● What to do
A - In the GPU FFT discussion, which libraries does Hip fft support?
B - Extend the GPU FFT discussion from the point where it stops.

It is an attempt to make fft calls on GPU more generic than we had before. It is now possible to run ffts on both NVIDIA and AMD gpus more transparently, the specialization occurring at the lowest level.

  • Adding for instance intel support for their next gen HPC gpus reduces to one header file and writing the gather and scatter kernels.
  • it would alsso be possible to use the same header file for the Nvidia and AMD kernels since they are actually the same. For now they are separated.
  • NB : Hip fft supports both rocm_fft and cufft libraries.

@mtaillefumier
Copy link
Contributor Author

Can someone trigger the cuda build.

@oschuett
Copy link
Member

It's great that you are looking into accelerating the FFTs!

In the past we never saw great speedups because the MPI communication went through the host. Is this still the case?

Also, it seems you rewrote 95% of the code. So, this might be an opportunity to adopt the BSD license like we did for the grid code.

@mtaillefumier
Copy link
Contributor Author

Unfortunately, I do not think we will gain much with the current state of the code because everything goes through the cpu so we always pay the prize of transferring data back and forth. a proper solution would be to keep the data on GPU but it require more in depth knowledge of where these routines are called before attempting anything.

I wanted to simplify the code as well because it was clearly old, mysterious and over complicated. There is technically no new code since it is pretty much the same logic. I just removed unneeded events and used one stream for the calculations. The specialization only boils down to one header file and one source file for each gpu backends. All the rest is generic.

I saw that the CI failed due to missing functions. I may have forgotten to push one modification in the toolchain or CI since I had to add new compilation flags.

NB : we may need to have some common header files for the functions that are not really gpus vendor dependent. hip api matches cuda api to a very large extend so we could simply have something like gpuMemcpyAsync(...) instead of hipMemcpyAsync (or it cuda version).

@mtaillefumier mtaillefumier force-pushed the hip_fft branch 2 times, most recently from 3d83a66 to 949da0c Compare January 11, 2022 10:03
@oschuett
Copy link
Member

I wanted to simplify the code as well because it was clearly old, mysterious and over complicated.

● Information supplied
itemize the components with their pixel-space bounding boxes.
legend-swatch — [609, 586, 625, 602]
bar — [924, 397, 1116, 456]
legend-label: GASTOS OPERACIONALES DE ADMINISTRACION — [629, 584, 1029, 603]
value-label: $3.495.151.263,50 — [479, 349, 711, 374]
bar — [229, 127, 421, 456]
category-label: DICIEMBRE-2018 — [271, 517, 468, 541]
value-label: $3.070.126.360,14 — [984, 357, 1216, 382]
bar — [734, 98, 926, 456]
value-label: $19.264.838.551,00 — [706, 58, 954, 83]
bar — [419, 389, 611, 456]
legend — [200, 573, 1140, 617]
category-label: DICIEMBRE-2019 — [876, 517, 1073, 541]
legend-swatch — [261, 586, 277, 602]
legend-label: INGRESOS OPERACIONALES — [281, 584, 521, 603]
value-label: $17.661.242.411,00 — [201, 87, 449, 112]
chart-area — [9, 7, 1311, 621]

● Task responses
A - rocm_fft and cufft

B -
To my knowledge this is the earliest CUDA code in CP2K. Having it in good working order and with HIP support is already great progress and should buy us some time.

a proper solution would be to keep the data on GPU but it require more in depth knowledge of where these routines are called before attempting anything.

Yes, eventually we'll have to bite the bullet and rewrite the plane-wave code from scratch, but it's not yet top of the list IMHO.
Also, I'm hoping that SpFFT will do most of the heavy lifting ;-)

NB : we may need to have some common header files for the functions that are not really gpus vendor dependent.

Agreed, I'll add this to offload_library.c shortly. Which CUDA/HIP functions do you need?

@mtaillefumier
Copy link
Contributor Author

mtaillefumier commented Jan 11, 2022

I wanted to simplify the code as well because it was clearly old, mysterious and over complicated.

To my knowledge this is the earliest CUDA code in CP2K. Having it in good working order and with HIP support is already great progress and should buy us some time.

a proper solution would be to keep the data on GPU but it require more in depth knowledge of where these routines are called before attempting anything.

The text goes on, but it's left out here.